___ Given records ___

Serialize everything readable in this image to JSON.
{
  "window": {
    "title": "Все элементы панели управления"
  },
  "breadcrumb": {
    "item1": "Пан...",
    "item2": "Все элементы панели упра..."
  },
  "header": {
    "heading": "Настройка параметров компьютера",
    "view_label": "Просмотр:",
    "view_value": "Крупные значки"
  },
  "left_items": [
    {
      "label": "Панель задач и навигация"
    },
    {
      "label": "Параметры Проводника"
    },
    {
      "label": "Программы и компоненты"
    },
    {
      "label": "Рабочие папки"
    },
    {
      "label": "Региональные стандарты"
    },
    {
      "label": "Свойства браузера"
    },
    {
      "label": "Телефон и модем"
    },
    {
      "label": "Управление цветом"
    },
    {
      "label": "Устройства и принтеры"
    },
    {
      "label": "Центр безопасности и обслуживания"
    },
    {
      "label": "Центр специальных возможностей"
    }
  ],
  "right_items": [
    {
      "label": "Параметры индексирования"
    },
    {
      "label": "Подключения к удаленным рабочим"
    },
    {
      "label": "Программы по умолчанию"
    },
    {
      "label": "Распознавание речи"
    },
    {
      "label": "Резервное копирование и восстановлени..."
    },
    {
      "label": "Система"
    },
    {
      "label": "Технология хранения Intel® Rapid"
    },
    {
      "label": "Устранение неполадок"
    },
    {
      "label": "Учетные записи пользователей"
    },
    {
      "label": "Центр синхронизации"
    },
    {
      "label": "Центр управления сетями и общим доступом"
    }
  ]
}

___

Stated task: How many lines in these entries hold the string "панели"? Answer with the number alone.

The response: 2